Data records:
++++++++++++++++++++

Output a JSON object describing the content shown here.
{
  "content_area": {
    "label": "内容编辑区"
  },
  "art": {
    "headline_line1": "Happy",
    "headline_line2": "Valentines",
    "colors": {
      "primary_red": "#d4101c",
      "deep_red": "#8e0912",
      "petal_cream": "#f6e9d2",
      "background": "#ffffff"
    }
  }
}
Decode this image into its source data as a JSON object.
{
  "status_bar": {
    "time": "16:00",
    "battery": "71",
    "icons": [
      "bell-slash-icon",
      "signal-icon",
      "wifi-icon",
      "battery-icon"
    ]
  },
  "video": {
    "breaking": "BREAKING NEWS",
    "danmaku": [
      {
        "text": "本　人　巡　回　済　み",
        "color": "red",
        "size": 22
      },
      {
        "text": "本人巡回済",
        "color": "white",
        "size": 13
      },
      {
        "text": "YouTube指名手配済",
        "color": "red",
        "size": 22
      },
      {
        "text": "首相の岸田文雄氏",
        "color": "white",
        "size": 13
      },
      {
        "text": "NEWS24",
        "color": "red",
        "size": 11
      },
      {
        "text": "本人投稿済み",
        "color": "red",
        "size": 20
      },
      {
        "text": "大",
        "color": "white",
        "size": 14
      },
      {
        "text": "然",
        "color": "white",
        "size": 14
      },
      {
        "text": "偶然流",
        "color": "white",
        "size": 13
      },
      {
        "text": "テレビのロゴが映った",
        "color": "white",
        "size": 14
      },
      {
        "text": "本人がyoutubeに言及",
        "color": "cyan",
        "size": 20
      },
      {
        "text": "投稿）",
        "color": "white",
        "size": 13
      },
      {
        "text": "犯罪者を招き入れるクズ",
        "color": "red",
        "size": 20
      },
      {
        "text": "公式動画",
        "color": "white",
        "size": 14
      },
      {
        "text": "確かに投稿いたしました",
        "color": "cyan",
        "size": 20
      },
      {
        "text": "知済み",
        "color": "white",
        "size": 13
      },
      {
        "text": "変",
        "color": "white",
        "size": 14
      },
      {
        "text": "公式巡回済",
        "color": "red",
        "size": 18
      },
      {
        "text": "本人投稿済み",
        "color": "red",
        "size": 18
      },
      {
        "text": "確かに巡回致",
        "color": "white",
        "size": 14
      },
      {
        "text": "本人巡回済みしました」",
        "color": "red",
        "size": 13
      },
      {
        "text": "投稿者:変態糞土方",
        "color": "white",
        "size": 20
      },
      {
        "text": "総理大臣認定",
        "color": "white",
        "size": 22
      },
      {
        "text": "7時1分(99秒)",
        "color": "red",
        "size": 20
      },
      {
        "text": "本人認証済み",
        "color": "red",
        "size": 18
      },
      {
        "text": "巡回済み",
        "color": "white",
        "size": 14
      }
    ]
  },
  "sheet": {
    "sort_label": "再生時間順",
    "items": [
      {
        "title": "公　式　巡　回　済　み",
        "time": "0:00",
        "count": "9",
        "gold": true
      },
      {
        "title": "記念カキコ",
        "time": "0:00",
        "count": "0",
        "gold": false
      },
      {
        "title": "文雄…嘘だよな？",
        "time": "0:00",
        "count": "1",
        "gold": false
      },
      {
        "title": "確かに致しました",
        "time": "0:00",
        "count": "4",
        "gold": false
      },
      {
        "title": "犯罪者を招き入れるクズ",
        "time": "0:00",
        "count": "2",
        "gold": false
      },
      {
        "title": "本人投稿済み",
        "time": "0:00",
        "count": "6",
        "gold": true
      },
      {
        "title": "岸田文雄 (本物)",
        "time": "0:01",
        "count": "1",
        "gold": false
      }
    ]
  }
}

++++++++++++++++++++

GIVEN PROBLEM: What do the records say? Quote them all exactly.

RESPONSE TO THIS EXERCISE:
Output a JSON object describing the content shown here.
{
  "content_area": {
    "label": "内容编辑区"
  },
  "art": {
    "headline_line1": "Happy",
    "headline_line2": "Valentines",
    "colors": {
      "primary_red": "#d4101c",
      "deep_red": "#8e0912",
      "petal_cream": "#f6e9d2",
      "background": "#ffffff"
    }
  }
}
Decode this image into its source data as a JSON object.
{
  "status_bar": {
    "time": "16:00",
    "battery": "71",
    "icons": [
      "bell-slash-icon",
      "signal-icon",
      "wifi-icon",
      "battery-icon"
    ]
  },
  "video": {
    "breaking": "BREAKING NEWS",
    "danmaku": [
      {
        "text": "本　人　巡　回　済　み",
        "color": "red",
        "size": 22
      },
      {
        "text": "本人巡回済",
        "color": "white",
        "size": 13
      },
      {
        "text": "YouTube指名手配済",
        "color": "red",
        "size": 22
      },
      {
        "text": "首相の岸田文雄氏",
        "color": "white",
        "size": 13
      },
      {
        "text": "NEWS24",
        "color": "red",
        "size": 11
      },
      {
        "text": "本人投稿済み",
        "color": "red",
        "size": 20
      },
      {
        "text": "大",
        "color": "white",
        "size": 14
      },
      {
        "text": "然",
        "color": "white",
        "size": 14
      },
      {
        "text": "偶然流",
        "color": "white",
        "size": 13
      },
      {
        "text": "テレビのロゴが映った",
        "color": "white",
        "size": 14
      },
      {
        "text": "本人がyoutubeに言及",
        "color": "cyan",
        "size": 20
      },
      {
        "text": "投稿）",
        "color": "white",
        "size": 13
      },
      {
        "text": "犯罪者を招き入れるクズ",
        "color": "red",
        "size": 20
      },
      {
        "text": "公式動画",
        "color": "white",
        "size": 14
      },
      {
        "text": "確かに投稿いたしました",
        "color": "cyan",
        "size": 20
      },
      {
        "text": "知済み",
        "color": "white",
        "size": 13
      },
      {
        "text": "変",
        "color": "white",
        "size": 14
      },
      {
        "text": "公式巡回済",
        "color": "red",
        "size": 18
      },
      {
        "text": "本人投稿済み",
        "color": "red",
        "size": 18
      },
      {
        "text": "確かに巡回致",
        "color": "white",
        "size": 14
      },
      {
        "text": "本人巡回済みしました」",
        "color": "red",
        "size": 13
      },
      {
        "text": "投稿者:変態糞土方",
        "color": "white",
        "size": 20
      },
      {
        "text": "総理大臣認定",
        "color": "white",
        "size": 22
      },
      {
        "text": "7時1分(99秒)",
        "color": "red",
        "size": 20
      },
      {
        "text": "本人認証済み",
        "color": "red",
        "size": 18
      },
      {
        "text": "巡回済み",
        "color": "white",
        "size": 14
      }
    ]
  },
  "sheet": {
    "sort_label": "再生時間順",
    "items": [
      {
        "title": "公　式　巡　回　済　み",
        "time": "0:00",
        "count": "9",
        "gold": true
      },
      {
        "title": "記念カキコ",
        "time": "0:00",
        "count": "0",
        "gold": false
      },
      {
        "title": "文雄…嘘だよな？",
        "time": "0:00",
        "count": "1",
        "gold": false
      },
      {
        "title": "確かに致しました",
        "time": "0:00",
        "count": "4",
        "gold": false
      },
      {
        "title": "犯罪者を招き入れるクズ",
        "time": "0:00",
        "count": "2",
        "gold": false
      },
      {
        "title": "本人投稿済み",
        "time": "0:00",
        "count": "6",
        "gold": true
      },
      {
        "title": "岸田文雄 (本物)",
        "time": "0:01",
        "count": "1",
        "gold": false
      }
    ]
  }
}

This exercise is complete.